Objective: Retype each of the entries below without altering a single character, line by line.
[Start Provided data]
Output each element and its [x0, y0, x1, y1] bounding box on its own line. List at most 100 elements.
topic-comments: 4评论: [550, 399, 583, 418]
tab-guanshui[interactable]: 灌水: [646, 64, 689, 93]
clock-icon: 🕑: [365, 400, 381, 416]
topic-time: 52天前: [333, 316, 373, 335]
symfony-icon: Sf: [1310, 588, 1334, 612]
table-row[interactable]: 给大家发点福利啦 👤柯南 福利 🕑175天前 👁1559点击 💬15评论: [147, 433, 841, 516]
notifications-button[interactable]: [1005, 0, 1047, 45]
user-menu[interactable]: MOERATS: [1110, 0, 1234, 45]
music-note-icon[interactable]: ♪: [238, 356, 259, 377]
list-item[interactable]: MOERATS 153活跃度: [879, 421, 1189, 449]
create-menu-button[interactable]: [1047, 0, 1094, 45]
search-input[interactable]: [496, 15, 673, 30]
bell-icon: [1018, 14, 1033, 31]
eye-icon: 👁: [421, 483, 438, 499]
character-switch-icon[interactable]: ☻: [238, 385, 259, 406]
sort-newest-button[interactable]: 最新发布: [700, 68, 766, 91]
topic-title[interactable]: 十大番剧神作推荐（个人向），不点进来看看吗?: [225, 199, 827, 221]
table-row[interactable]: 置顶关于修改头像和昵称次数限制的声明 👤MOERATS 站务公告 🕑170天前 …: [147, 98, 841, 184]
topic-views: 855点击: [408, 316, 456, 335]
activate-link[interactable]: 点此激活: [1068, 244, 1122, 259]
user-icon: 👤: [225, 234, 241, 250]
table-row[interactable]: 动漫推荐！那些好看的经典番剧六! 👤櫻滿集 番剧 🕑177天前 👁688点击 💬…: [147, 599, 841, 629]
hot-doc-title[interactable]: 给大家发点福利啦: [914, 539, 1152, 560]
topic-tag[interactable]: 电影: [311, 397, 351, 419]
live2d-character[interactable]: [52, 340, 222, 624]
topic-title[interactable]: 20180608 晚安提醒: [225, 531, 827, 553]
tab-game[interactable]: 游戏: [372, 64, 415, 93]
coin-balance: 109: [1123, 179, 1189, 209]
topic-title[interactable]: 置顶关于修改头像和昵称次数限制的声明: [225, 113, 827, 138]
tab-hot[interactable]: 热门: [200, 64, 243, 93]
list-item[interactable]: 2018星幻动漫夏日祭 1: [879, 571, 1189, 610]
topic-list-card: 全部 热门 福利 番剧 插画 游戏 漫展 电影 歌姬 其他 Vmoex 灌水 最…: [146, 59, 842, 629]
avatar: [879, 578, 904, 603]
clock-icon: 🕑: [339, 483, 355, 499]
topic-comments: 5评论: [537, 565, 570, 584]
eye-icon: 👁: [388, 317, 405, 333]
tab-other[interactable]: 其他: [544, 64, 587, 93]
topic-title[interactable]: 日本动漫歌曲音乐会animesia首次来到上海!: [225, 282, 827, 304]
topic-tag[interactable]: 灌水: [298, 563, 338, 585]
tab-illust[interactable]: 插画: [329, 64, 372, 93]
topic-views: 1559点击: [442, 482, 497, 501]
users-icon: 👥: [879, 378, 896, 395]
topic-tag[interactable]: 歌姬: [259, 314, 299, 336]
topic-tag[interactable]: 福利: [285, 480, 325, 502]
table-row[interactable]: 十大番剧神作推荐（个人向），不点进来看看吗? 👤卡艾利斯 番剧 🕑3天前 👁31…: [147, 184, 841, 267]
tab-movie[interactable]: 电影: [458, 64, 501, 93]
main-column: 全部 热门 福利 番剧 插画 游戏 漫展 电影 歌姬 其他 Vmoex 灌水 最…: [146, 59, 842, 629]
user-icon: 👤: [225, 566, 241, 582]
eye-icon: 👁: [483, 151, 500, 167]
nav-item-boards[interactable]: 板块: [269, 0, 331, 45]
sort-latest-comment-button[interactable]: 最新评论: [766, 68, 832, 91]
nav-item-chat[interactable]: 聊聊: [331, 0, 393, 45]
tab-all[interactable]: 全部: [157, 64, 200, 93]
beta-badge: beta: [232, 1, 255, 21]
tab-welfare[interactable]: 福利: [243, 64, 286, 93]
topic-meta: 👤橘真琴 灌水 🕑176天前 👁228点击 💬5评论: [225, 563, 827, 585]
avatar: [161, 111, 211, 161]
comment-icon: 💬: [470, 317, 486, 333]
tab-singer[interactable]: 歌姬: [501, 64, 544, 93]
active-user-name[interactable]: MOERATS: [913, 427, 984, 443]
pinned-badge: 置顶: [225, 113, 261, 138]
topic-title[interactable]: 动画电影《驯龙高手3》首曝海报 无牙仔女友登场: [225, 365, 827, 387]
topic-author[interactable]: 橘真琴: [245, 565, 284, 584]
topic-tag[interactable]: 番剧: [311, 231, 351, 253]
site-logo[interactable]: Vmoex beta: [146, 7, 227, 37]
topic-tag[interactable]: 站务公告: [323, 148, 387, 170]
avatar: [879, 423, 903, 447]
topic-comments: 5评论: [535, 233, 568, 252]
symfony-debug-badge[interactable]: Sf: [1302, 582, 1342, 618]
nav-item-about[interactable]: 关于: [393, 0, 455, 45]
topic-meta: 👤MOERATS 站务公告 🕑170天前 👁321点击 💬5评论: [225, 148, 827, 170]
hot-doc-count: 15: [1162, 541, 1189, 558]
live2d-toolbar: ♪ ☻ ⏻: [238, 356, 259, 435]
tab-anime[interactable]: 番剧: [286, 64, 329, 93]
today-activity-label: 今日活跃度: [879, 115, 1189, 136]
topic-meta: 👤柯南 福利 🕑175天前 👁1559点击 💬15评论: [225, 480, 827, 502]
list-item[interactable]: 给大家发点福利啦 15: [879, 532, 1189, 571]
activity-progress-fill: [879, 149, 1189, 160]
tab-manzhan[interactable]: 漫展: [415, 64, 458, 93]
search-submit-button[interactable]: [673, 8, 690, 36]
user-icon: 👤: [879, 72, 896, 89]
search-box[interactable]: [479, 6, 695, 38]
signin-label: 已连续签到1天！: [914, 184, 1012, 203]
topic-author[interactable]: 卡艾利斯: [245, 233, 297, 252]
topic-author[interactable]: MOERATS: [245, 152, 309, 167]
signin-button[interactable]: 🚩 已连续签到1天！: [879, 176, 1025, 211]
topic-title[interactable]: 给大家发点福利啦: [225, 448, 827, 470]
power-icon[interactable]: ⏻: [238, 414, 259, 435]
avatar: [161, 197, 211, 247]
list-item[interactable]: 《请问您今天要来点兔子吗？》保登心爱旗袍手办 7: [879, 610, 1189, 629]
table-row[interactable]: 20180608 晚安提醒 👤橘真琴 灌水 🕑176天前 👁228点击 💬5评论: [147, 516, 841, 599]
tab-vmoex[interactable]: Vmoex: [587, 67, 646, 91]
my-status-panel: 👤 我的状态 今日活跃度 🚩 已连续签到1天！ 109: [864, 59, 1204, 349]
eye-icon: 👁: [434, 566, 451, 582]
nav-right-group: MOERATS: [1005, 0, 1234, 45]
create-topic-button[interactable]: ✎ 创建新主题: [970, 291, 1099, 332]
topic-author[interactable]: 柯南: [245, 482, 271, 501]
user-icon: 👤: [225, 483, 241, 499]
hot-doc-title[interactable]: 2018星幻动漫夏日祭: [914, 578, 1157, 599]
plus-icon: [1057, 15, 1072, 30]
[End Provided data]
Full solution:
Output each element and its [x0, y0, x1, y1] bounding box on its own line. List at most 100 elements.
topic-comments: 4评论: [550, 399, 583, 418]
tab-guanshui[interactable]: 灌水: [646, 64, 689, 93]
clock-icon: 🕑: [365, 400, 381, 416]
topic-time: 52天前: [333, 316, 373, 335]
symfony-icon: Sf: [1310, 588, 1334, 612]
table-row[interactable]: 给大家发点福利啦 👤柯南 福利 🕑175天前 👁1559点击 💬15评论: [147, 433, 841, 516]
notifications-button[interactable]: [1005, 0, 1047, 45]
user-menu[interactable]: MOERATS: [1110, 0, 1234, 45]
music-note-icon[interactable]: ♪: [238, 356, 259, 377]
list-item[interactable]: MOERATS 153活跃度: [879, 421, 1189, 449]
create-menu-button[interactable]: [1047, 0, 1094, 45]
search-input[interactable]: [496, 15, 673, 30]
bell-icon: [1018, 14, 1033, 31]
eye-icon: 👁: [421, 483, 438, 499]
character-switch-icon[interactable]: ☻: [238, 385, 259, 406]
sort-newest-button[interactable]: 最新发布: [700, 68, 766, 91]
topic-title[interactable]: 十大番剧神作推荐（个人向），不点进来看看吗?: [225, 199, 827, 221]
table-row[interactable]: 置顶关于修改头像和昵称次数限制的声明 👤MOERATS 站务公告 🕑170天前 …: [147, 98, 841, 184]
topic-views: 855点击: [408, 316, 456, 335]
activate-link[interactable]: 点此激活: [1068, 244, 1122, 259]
user-icon: 👤: [225, 234, 241, 250]
table-row[interactable]: 动漫推荐！那些好看的经典番剧六! 👤櫻滿集 番剧 🕑177天前 👁688点击 💬…: [147, 599, 841, 629]
hot-doc-title[interactable]: 给大家发点福利啦: [914, 539, 1152, 560]
topic-tag[interactable]: 电影: [311, 397, 351, 419]
live2d-character[interactable]: [52, 340, 222, 624]
topic-title[interactable]: 20180608 晚安提醒: [225, 531, 827, 553]
tab-game[interactable]: 游戏: [372, 64, 415, 93]
coin-balance: 109: [1123, 179, 1189, 209]
topic-title[interactable]: 置顶关于修改头像和昵称次数限制的声明: [225, 113, 827, 138]
tab-hot[interactable]: 热门: [200, 64, 243, 93]
list-item[interactable]: 2018星幻动漫夏日祭 1: [879, 571, 1189, 610]
topic-list-card: 全部 热门 福利 番剧 插画 游戏 漫展 电影 歌姬 其他 Vmoex 灌水 最…: [146, 59, 842, 629]
avatar: [879, 578, 904, 603]
clock-icon: 🕑: [339, 483, 355, 499]
topic-comments: 5评论: [537, 565, 570, 584]
eye-icon: 👁: [388, 317, 405, 333]
tab-other[interactable]: 其他: [544, 64, 587, 93]
topic-title[interactable]: 日本动漫歌曲音乐会animesia首次来到上海!: [225, 282, 827, 304]
topic-tag[interactable]: 灌水: [298, 563, 338, 585]
tab-illust[interactable]: 插画: [329, 64, 372, 93]
topic-views: 1559点击: [442, 482, 497, 501]
users-icon: 👥: [879, 378, 896, 395]
topic-tag[interactable]: 歌姬: [259, 314, 299, 336]
topic-tag[interactable]: 福利: [285, 480, 325, 502]
table-row[interactable]: 十大番剧神作推荐（个人向），不点进来看看吗? 👤卡艾利斯 番剧 🕑3天前 👁31…: [147, 184, 841, 267]
tab-movie[interactable]: 电影: [458, 64, 501, 93]
main-column: 全部 热门 福利 番剧 插画 游戏 漫展 电影 歌姬 其他 Vmoex 灌水 最…: [146, 59, 842, 629]
user-icon: 👤: [225, 566, 241, 582]
eye-icon: 👁: [483, 151, 500, 167]
nav-item-boards[interactable]: 板块: [269, 0, 331, 45]
sort-latest-comment-button[interactable]: 最新评论: [766, 68, 832, 91]
nav-item-chat[interactable]: 聊聊: [331, 0, 393, 45]
tab-all[interactable]: 全部: [157, 64, 200, 93]
beta-badge: beta: [232, 1, 255, 21]
tab-welfare[interactable]: 福利: [243, 64, 286, 93]
topic-meta: 👤橘真琴 灌水 🕑176天前 👁228点击 💬5评论: [225, 563, 827, 585]
avatar: [161, 111, 211, 161]
comment-icon: 💬: [470, 317, 486, 333]
tab-singer[interactable]: 歌姬: [501, 64, 544, 93]
active-user-name[interactable]: MOERATS: [913, 427, 984, 443]
pinned-badge: 置顶: [225, 113, 261, 138]
topic-title[interactable]: 动画电影《驯龙高手3》首曝海报 无牙仔女友登场: [225, 365, 827, 387]
topic-author[interactable]: 橘真琴: [245, 565, 284, 584]
topic-tag[interactable]: 番剧: [311, 231, 351, 253]
site-logo[interactable]: Vmoex beta: [146, 7, 227, 37]
topic-tag[interactable]: 站务公告: [323, 148, 387, 170]
avatar: [879, 423, 903, 447]
topic-comments: 5评论: [535, 233, 568, 252]
symfony-debug-badge[interactable]: Sf: [1302, 582, 1342, 618]
nav-item-about[interactable]: 关于: [393, 0, 455, 45]
topic-meta: 👤MOERATS 站务公告 🕑170天前 👁321点击 💬5评论: [225, 148, 827, 170]
hot-doc-count: 15: [1162, 541, 1189, 558]
live2d-toolbar: ♪ ☻ ⏻: [238, 356, 259, 435]
tab-anime[interactable]: 番剧: [286, 64, 329, 93]
today-activity-label: 今日活跃度: [879, 115, 1189, 136]
topic-meta: 👤柯南 福利 🕑175天前 👁1559点击 💬15评论: [225, 480, 827, 502]
list-item[interactable]: 给大家发点福利啦 15: [879, 532, 1189, 571]
activity-progress-fill: [879, 149, 1189, 160]
tab-manzhan[interactable]: 漫展: [415, 64, 458, 93]
search-submit-button[interactable]: [673, 8, 690, 36]
user-icon: 👤: [879, 72, 896, 89]
search-box[interactable]: [479, 6, 695, 38]
signin-label: 已连续签到1天！: [914, 184, 1012, 203]
topic-author[interactable]: 卡艾利斯: [245, 233, 297, 252]
topic-author[interactable]: MOERATS: [245, 152, 309, 167]
signin-button[interactable]: 🚩 已连续签到1天！: [879, 176, 1025, 211]
topic-title[interactable]: 给大家发点福利啦: [225, 448, 827, 470]
power-icon[interactable]: ⏻: [238, 414, 259, 435]
avatar: [161, 197, 211, 247]
list-item[interactable]: 《请问您今天要来点兔子吗？》保登心爱旗袍手办 7: [879, 610, 1189, 629]
table-row[interactable]: 20180608 晚安提醒 👤橘真琴 灌水 🕑176天前 👁228点击 💬5评论: [147, 516, 841, 599]
tab-vmoex[interactable]: Vmoex: [587, 67, 646, 91]
my-status-panel: 👤 我的状态 今日活跃度 🚩 已连续签到1天！ 109: [864, 59, 1204, 349]
eye-icon: 👁: [434, 566, 451, 582]
nav-right-group: MOERATS: [1005, 0, 1234, 45]
create-topic-button[interactable]: ✎ 创建新主题: [970, 291, 1099, 332]
topic-author[interactable]: 柯南: [245, 482, 271, 501]
user-icon: 👤: [225, 483, 241, 499]
hot-doc-title[interactable]: 2018星幻动漫夏日祭: [914, 578, 1157, 599]
plus-icon: [1057, 15, 1072, 30]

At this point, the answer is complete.